- _What to work on_
Quote all entries in full, exactly.

- _Data for the task_
____

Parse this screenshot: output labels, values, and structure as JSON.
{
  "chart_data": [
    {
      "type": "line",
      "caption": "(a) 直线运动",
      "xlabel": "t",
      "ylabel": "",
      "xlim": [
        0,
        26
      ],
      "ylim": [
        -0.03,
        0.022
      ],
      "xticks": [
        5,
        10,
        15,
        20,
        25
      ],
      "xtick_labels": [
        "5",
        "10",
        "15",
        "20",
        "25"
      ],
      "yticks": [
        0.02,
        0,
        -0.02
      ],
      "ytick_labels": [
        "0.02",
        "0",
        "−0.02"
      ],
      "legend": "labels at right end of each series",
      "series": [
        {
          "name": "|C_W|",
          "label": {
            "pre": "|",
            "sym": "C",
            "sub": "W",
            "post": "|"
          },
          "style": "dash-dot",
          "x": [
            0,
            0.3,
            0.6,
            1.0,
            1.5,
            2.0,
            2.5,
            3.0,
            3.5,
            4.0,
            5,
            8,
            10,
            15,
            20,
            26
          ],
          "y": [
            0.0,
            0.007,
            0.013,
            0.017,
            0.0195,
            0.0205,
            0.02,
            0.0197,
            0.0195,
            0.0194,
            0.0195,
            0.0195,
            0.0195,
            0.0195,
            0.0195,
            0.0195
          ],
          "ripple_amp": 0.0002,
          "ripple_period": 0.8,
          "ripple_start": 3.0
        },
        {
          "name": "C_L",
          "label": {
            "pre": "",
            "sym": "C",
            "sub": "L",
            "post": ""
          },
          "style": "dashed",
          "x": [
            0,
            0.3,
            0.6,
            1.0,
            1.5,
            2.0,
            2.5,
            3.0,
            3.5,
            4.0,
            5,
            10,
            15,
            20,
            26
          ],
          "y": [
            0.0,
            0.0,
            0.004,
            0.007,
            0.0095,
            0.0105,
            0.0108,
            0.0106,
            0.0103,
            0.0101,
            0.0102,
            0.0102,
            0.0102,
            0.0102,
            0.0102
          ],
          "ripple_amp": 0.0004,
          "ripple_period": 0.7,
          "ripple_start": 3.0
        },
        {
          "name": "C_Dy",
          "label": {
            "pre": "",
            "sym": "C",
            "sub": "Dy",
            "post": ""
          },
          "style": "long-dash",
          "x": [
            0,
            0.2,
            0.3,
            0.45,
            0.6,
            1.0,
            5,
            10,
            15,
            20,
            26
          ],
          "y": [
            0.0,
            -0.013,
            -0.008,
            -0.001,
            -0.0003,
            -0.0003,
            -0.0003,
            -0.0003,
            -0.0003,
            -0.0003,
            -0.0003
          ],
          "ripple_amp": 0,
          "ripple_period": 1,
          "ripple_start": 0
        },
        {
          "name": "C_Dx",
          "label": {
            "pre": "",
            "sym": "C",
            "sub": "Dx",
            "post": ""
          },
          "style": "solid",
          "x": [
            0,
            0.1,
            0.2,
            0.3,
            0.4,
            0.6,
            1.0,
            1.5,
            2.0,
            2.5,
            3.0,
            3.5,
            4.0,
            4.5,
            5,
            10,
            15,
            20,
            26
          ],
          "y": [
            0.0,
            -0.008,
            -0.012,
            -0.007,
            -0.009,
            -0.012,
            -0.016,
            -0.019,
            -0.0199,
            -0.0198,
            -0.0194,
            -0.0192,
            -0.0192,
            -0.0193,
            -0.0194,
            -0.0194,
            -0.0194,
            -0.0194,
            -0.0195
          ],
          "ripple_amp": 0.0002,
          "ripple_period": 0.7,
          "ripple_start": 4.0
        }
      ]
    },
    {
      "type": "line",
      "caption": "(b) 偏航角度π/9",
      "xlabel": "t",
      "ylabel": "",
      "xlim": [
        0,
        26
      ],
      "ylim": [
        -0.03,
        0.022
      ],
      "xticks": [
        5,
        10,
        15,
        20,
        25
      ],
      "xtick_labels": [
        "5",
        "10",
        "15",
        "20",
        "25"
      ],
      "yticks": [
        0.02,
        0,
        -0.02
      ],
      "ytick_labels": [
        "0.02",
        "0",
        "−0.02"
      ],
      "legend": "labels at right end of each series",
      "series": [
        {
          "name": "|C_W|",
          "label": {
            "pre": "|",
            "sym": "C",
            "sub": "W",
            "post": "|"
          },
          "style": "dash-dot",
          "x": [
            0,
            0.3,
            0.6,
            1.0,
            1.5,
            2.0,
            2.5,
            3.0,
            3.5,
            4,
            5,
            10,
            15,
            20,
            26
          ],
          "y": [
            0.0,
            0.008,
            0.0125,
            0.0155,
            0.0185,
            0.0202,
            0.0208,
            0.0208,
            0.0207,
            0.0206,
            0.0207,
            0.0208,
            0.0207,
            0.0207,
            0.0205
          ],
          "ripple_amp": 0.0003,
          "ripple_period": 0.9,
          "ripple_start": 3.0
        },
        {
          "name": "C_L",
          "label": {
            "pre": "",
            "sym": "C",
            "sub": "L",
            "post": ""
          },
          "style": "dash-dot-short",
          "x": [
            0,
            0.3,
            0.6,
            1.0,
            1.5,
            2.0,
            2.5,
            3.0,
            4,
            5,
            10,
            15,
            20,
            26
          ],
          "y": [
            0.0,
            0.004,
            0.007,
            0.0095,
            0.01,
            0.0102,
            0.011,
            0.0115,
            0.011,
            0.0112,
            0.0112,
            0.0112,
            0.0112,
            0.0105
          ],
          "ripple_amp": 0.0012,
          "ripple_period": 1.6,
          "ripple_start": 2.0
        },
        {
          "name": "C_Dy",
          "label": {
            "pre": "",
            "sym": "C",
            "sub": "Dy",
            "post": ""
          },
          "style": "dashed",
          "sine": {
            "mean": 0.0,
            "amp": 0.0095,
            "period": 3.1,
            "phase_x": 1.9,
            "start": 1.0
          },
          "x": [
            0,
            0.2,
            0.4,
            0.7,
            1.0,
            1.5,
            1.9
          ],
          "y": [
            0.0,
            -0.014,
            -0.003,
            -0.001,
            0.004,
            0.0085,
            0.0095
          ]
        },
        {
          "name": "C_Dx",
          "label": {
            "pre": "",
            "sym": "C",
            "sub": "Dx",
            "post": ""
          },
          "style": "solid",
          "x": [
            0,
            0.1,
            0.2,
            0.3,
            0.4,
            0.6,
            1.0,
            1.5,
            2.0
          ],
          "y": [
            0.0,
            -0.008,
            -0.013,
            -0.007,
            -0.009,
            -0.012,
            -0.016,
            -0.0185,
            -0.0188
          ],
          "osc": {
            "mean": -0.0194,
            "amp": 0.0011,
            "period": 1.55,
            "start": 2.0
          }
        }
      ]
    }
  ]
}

____

- _Output of the exercise_
Parse this screenshot: output labels, values, and structure as JSON.
{
  "chart_data": [
    {
      "type": "line",
      "caption": "(a) 直线运动",
      "xlabel": "t",
      "ylabel": "",
      "xlim": [
        0,
        26
      ],
      "ylim": [
        -0.03,
        0.022
      ],
      "xticks": [
        5,
        10,
        15,
        20,
        25
      ],
      "xtick_labels": [
        "5",
        "10",
        "15",
        "20",
        "25"
      ],
      "yticks": [
        0.02,
        0,
        -0.02
      ],
      "ytick_labels": [
        "0.02",
        "0",
        "−0.02"
      ],
      "legend": "labels at right end of each series",
      "series": [
        {
          "name": "|C_W|",
          "label": {
            "pre": "|",
            "sym": "C",
            "sub": "W",
            "post": "|"
          },
          "style": "dash-dot",
          "x": [
            0,
            0.3,
            0.6,
            1.0,
            1.5,
            2.0,
            2.5,
            3.0,
            3.5,
            4.0,
            5,
            8,
            10,
            15,
            20,
            26
          ],
          "y": [
            0.0,
            0.007,
            0.013,
            0.017,
            0.0195,
            0.0205,
            0.02,
            0.0197,
            0.0195,
            0.0194,
            0.0195,
            0.0195,
            0.0195,
            0.0195,
            0.0195,
            0.0195
          ],
          "ripple_amp": 0.0002,
          "ripple_period": 0.8,
          "ripple_start": 3.0
        },
        {
          "name": "C_L",
          "label": {
            "pre": "",
            "sym": "C",
            "sub": "L",
            "post": ""
          },
          "style": "dashed",
          "x": [
            0,
            0.3,
            0.6,
            1.0,
            1.5,
            2.0,
            2.5,
            3.0,
            3.5,
            4.0,
            5,
            10,
            15,
            20,
            26
          ],
          "y": [
            0.0,
            0.0,
            0.004,
            0.007,
            0.0095,
            0.0105,
            0.0108,
            0.0106,
            0.0103,
            0.0101,
            0.0102,
            0.0102,
            0.0102,
            0.0102,
            0.0102
          ],
          "ripple_amp": 0.0004,
          "ripple_period": 0.7,
          "ripple_start": 3.0
        },
        {
          "name": "C_Dy",
          "label": {
            "pre": "",
            "sym": "C",
            "sub": "Dy",
            "post": ""
          },
          "style": "long-dash",
          "x": [
            0,
            0.2,
            0.3,
            0.45,
            0.6,
            1.0,
            5,
            10,
            15,
            20,
            26
          ],
          "y": [
            0.0,
            -0.013,
            -0.008,
            -0.001,
            -0.0003,
            -0.0003,
            -0.0003,
            -0.0003,
            -0.0003,
            -0.0003,
            -0.0003
          ],
          "ripple_amp": 0,
          "ripple_period": 1,
          "ripple_start": 0
        },
        {
          "name": "C_Dx",
          "label": {
            "pre": "",
            "sym": "C",
            "sub": "Dx",
            "post": ""
          },
          "style": "solid",
          "x": [
            0,
            0.1,
            0.2,
            0.3,
            0.4,
            0.6,
            1.0,
            1.5,
            2.0,
            2.5,
            3.0,
            3.5,
            4.0,
            4.5,
            5,
            10,
            15,
            20,
            26
          ],
          "y": [
            0.0,
            -0.008,
            -0.012,
            -0.007,
            -0.009,
            -0.012,
            -0.016,
            -0.019,
            -0.0199,
            -0.0198,
            -0.0194,
            -0.0192,
            -0.0192,
            -0.0193,
            -0.0194,
            -0.0194,
            -0.0194,
            -0.0194,
            -0.0195
          ],
          "ripple_amp": 0.0002,
          "ripple_period": 0.7,
          "ripple_start": 4.0
        }
      ]
    },
    {
      "type": "line",
      "caption": "(b) 偏航角度π/9",
      "xlabel": "t",
      "ylabel": "",
      "xlim": [
        0,
        26
      ],
      "ylim": [
        -0.03,
        0.022
      ],
      "xticks": [
        5,
        10,
        15,
        20,
        25
      ],
      "xtick_labels": [
        "5",
        "10",
        "15",
        "20",
        "25"
      ],
      "yticks": [
        0.02,
        0,
        -0.02
      ],
      "ytick_labels": [
        "0.02",
        "0",
        "−0.02"
      ],
      "legend": "labels at right end of each series",
      "series": [
        {
          "name": "|C_W|",
          "label": {
            "pre": "|",
            "sym": "C",
            "sub": "W",
            "post": "|"
          },
          "style": "dash-dot",
          "x": [
            0,
            0.3,
            0.6,
            1.0,
            1.5,
            2.0,
            2.5,
            3.0,
            3.5,
            4,
            5,
            10,
            15,
            20,
            26
          ],
          "y": [
            0.0,
            0.008,
            0.0125,
            0.0155,
            0.0185,
            0.0202,
            0.0208,
            0.0208,
            0.0207,
            0.0206,
            0.0207,
            0.0208,
            0.0207,
            0.0207,
            0.0205
          ],
          "ripple_amp": 0.0003,
          "ripple_period": 0.9,
          "ripple_start": 3.0
        },
        {
          "name": "C_L",
          "label": {
            "pre": "",
            "sym": "C",
            "sub": "L",
            "post": ""
          },
          "style": "dash-dot-short",
          "x": [
            0,
            0.3,
            0.6,
            1.0,
            1.5,
            2.0,
            2.5,
            3.0,
            4,
            5,
            10,
            15,
            20,
            26
          ],
          "y": [
            0.0,
            0.004,
            0.007,
            0.0095,
            0.01,
            0.0102,
            0.011,
            0.0115,
            0.011,
            0.0112,
            0.0112,
            0.0112,
            0.0112,
            0.0105
          ],
          "ripple_amp": 0.0012,
          "ripple_period": 1.6,
          "ripple_start": 2.0
        },
        {
          "name": "C_Dy",
          "label": {
            "pre": "",
            "sym": "C",
            "sub": "Dy",
            "post": ""
          },
          "style": "dashed",
          "sine": {
            "mean": 0.0,
            "amp": 0.0095,
            "period": 3.1,
            "phase_x": 1.9,
            "start": 1.0
          },
          "x": [
            0,
            0.2,
            0.4,
            0.7,
            1.0,
            1.5,
            1.9
          ],
          "y": [
            0.0,
            -0.014,
            -0.003,
            -0.001,
            0.004,
            0.0085,
            0.0095
          ]
        },
        {
          "name": "C_Dx",
          "label": {
            "pre": "",
            "sym": "C",
            "sub": "Dx",
            "post": ""
          },
          "style": "solid",
          "x": [
            0,
            0.1,
            0.2,
            0.3,
            0.4,
            0.6,
            1.0,
            1.5,
            2.0
          ],
          "y": [
            0.0,
            -0.008,
            -0.013,
            -0.007,
            -0.009,
            -0.012,
            -0.016,
            -0.0185,
            -0.0188
          ],
          "osc": {
            "mean": -0.0194,
            "amp": 0.0011,
            "period": 1.55,
            "start": 2.0
          }
        }
      ]
    }
  ]
}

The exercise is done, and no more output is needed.